CN settles all charges related to 2005 derailments in Alta. and B.C.



    EDMONTON, May 25 /CNW Telbec/ - CN (TSX: CNR)(NYSE:   CNI) today announced
that it has reached settlements on all outstanding charges related to
derailments that occurred at Wabamun, Alta. on Aug. 3, 2005 and at Cheakamus,
B.C. on Aug. 5, 2005.
    Under the terms of the settlements, CN will pay a total of $1.8 million
to resolve the charges. Most of that - some $1.65 million - will be directed
to various environmental and emergency response programs in Alberta and
British Columbia. These programs, designated by the provincial and federal
governments with CN's input, will support the prevention and remediation of
future environmental incidents, both rail and non-rail related.
    In addition, CN will continue to work with provincial and federal
authorities to further enhance its emergency response plans and to partner
with those authorities in environmental sensitivity mapping of bodies of water
along its rail lines in B.C. and Alberta.
    "These settlements are focused on the future and on what's best for the
environment," said CN president and chief executive officer Hunter Harrison.

» **What is required**
List every calendar date that appears in the CN settlement announcement.

» **Dataset content**
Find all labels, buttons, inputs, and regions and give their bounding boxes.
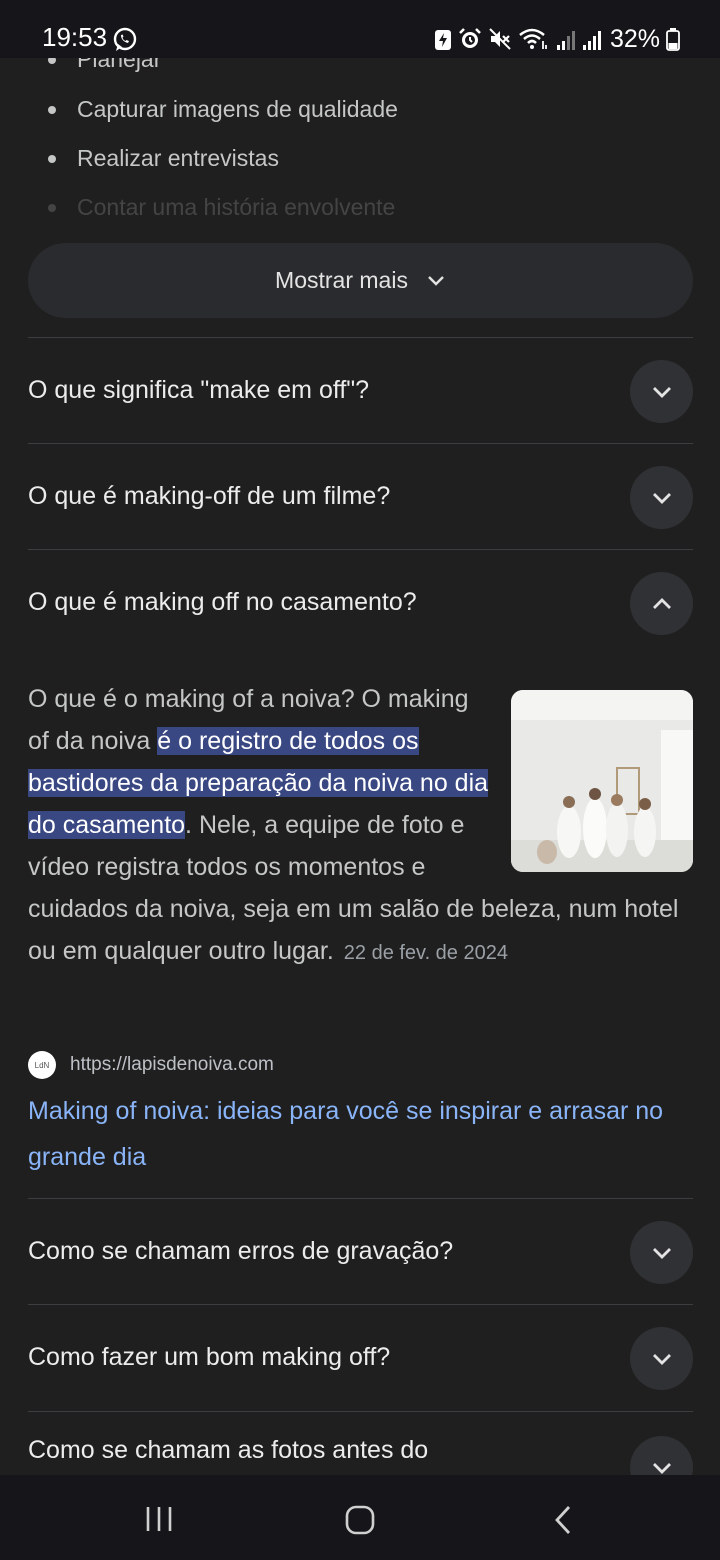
home-icon[interactable]	[345, 1505, 375, 1535]
alarm-icon	[459, 28, 481, 48]
expand-button[interactable]	[630, 1327, 693, 1390]
status-bar: 19:53 32%	[0, 0, 720, 58]
list-item: Contar uma história envolvente	[48, 194, 395, 221]
faq-question[interactable]: Como se chamam as fotos antes do casamen…	[28, 1428, 518, 1475]
faq-question[interactable]: Como se chamam erros de gravação?	[28, 1229, 608, 1273]
show-more-button[interactable]: Mostrar mais	[28, 243, 693, 318]
faq-question[interactable]: Como fazer um bom making off?	[28, 1335, 608, 1379]
chevron-down-icon	[428, 275, 444, 286]
chevron-down-icon	[652, 1353, 671, 1365]
divider	[28, 1411, 693, 1412]
status-time: 19:53	[42, 22, 108, 52]
battery-saver-icon	[434, 30, 451, 50]
chevron-down-icon	[652, 492, 671, 504]
list-item: Planejar	[48, 58, 161, 73]
expand-button[interactable]	[630, 360, 693, 423]
faq-question[interactable]: O que significa "make em off"?	[28, 368, 608, 412]
system-nav-bar	[0, 1475, 720, 1560]
chevron-down-icon	[652, 1462, 671, 1474]
divider	[28, 337, 693, 338]
answer-date: 22 de fev. de 2024	[343, 942, 508, 964]
wedding-photo-image	[511, 690, 693, 872]
expand-button[interactable]	[630, 1221, 693, 1284]
status-icons: 32%	[434, 22, 680, 56]
expand-button[interactable]	[630, 1436, 693, 1475]
faq-question[interactable]: O que é making off no casamento?	[28, 580, 608, 624]
faq-question[interactable]: O que é making-off de um filme?	[28, 474, 608, 518]
show-more-label: Mostrar mais	[275, 267, 408, 293]
whatsapp-icon	[113, 27, 137, 51]
mute-icon	[489, 28, 511, 50]
wifi-icon	[519, 28, 547, 49]
battery-icon	[666, 28, 680, 51]
signal-icon-2	[582, 31, 601, 50]
answer-thumbnail[interactable]	[511, 690, 693, 872]
chevron-up-icon	[652, 597, 671, 609]
collapse-button[interactable]	[630, 572, 693, 635]
divider	[28, 443, 693, 444]
chevron-down-icon	[652, 1247, 671, 1259]
signal-icon-1	[556, 31, 575, 50]
battery-level: 32%	[609, 24, 660, 53]
back-icon[interactable]	[552, 1505, 574, 1535]
source-url: https://lapisdenoiva.com	[70, 1054, 274, 1075]
recent-apps-icon[interactable]	[144, 1505, 174, 1533]
answer-snippet: O que é o making of a noiva? O making of…	[28, 678, 693, 974]
divider	[28, 1198, 693, 1199]
divider	[28, 1304, 693, 1305]
result-link[interactable]: Making of noiva: ideias para você se ins…	[28, 1088, 668, 1180]
list-item: Capturar imagens de qualidade	[48, 96, 398, 123]
expand-button[interactable]	[630, 466, 693, 529]
list-item: Realizar entrevistas	[48, 145, 279, 172]
site-favicon-icon: LdN	[28, 1051, 56, 1079]
chevron-down-icon	[652, 386, 671, 398]
search-results: Planejar Capturar imagens de qualidade R…	[0, 58, 720, 1475]
source-site[interactable]: LdN https://lapisdenoiva.com	[28, 1051, 274, 1079]
divider	[28, 549, 693, 550]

» **Response to this task**
- May 25
- Aug. 3, 2005
- Aug. 5, 2005